*Текст страницы*:
Однажды мама обнаружила в хозяйственном магазине кедровое масло, очищенное. В хозяйственном? Да! Оно предназначалось художникам, для разведения красок. Мама купила бутылочку, мы распробовали – вполне съедобно. И скупила в этом магазине весь их запас. Не так уж и много: 92 бутылочки.
Запах хлеба
В Кирове школьные здания были заняты госпиталями – сюда привозили раненых. А классы размещали в самых разных помещениях. Юра учился в фойе кинотеатра. Мой восьмой класс был в помещении мастерской по починке обуви. Места там было мало, поэтому занятия проходили в четыре смены. Моя смена была четвертая: с семи вечера до двенадцати ночи.

*Исходные данные*:
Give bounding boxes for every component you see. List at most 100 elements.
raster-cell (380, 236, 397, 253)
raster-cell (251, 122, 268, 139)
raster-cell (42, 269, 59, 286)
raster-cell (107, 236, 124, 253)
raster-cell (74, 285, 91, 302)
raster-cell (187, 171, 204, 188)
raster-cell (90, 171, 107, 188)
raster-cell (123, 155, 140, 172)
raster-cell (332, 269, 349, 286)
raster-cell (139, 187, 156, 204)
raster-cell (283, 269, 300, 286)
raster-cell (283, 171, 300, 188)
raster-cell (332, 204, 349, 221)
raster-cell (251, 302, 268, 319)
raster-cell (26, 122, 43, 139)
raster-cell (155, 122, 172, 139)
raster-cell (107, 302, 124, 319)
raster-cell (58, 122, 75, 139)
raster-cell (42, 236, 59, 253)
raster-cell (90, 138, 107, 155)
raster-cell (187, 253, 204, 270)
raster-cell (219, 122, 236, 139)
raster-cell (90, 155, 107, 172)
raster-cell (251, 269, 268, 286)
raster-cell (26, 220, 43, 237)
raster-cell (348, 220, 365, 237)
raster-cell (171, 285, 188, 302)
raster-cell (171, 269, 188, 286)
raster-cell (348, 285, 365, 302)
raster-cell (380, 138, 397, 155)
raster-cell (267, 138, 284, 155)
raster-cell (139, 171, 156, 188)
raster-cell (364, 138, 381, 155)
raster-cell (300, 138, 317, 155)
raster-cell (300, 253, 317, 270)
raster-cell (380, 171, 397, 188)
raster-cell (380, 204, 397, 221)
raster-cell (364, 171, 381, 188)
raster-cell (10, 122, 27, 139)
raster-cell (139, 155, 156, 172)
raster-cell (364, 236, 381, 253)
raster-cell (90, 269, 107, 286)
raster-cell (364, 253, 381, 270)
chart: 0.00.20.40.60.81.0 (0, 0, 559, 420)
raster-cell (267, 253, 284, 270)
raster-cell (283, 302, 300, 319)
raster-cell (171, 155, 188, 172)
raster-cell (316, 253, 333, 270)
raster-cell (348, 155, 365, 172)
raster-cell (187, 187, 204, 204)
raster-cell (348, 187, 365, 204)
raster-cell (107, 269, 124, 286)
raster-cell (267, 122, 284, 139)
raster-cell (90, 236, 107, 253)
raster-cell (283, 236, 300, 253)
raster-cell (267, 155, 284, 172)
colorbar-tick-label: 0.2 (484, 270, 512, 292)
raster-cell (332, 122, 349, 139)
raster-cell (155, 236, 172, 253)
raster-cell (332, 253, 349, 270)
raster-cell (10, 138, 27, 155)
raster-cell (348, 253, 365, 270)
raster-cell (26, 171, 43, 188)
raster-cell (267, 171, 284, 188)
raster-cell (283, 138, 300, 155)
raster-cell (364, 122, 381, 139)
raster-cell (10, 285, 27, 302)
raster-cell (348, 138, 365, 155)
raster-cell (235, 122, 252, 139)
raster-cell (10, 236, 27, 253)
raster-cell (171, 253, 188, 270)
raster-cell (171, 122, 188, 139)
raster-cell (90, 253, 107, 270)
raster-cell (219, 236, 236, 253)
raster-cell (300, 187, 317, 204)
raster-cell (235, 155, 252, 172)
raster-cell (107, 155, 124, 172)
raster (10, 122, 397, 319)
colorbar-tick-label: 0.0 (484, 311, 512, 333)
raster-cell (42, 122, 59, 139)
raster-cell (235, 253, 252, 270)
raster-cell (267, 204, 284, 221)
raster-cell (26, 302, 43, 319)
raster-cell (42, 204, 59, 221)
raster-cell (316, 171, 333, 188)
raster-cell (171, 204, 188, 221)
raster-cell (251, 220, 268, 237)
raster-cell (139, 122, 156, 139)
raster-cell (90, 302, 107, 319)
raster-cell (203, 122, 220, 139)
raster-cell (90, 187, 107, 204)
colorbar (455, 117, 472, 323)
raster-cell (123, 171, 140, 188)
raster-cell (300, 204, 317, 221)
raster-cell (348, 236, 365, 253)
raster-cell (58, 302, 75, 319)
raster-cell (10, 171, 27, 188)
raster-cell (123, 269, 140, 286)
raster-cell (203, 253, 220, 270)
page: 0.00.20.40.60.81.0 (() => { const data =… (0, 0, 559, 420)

*Что нужно сделать*: Запишите текст страницы целиком, слово в слово, ничего не меняя. Строки взяты из другого источника.

*Решение упражнения*:
Однажды мама обнаружила в хозяйственном магазине кедровое масло, очищенное. В хозяйственном? Да! Оно предназначалось художникам, для разведения красок. Мама купила бутылочку, мы распробовали – вполне съедобно. И скупила в этом магазине весь их запас. Не так уж и много: 92 бутылочки.
Запах хлеба
В Кирове школьные здания были заняты госпиталями – сюда привозили раненых. А классы размещали в самых разных помещениях. Юра учился в фойе кинотеатра. Мой восьмой класс был в помещении мастерской по починке обуви. Места там было мало, поэтому занятия проходили в четыре смены. Моя смена была четвертая: с семи вечера до двенадцати ночи.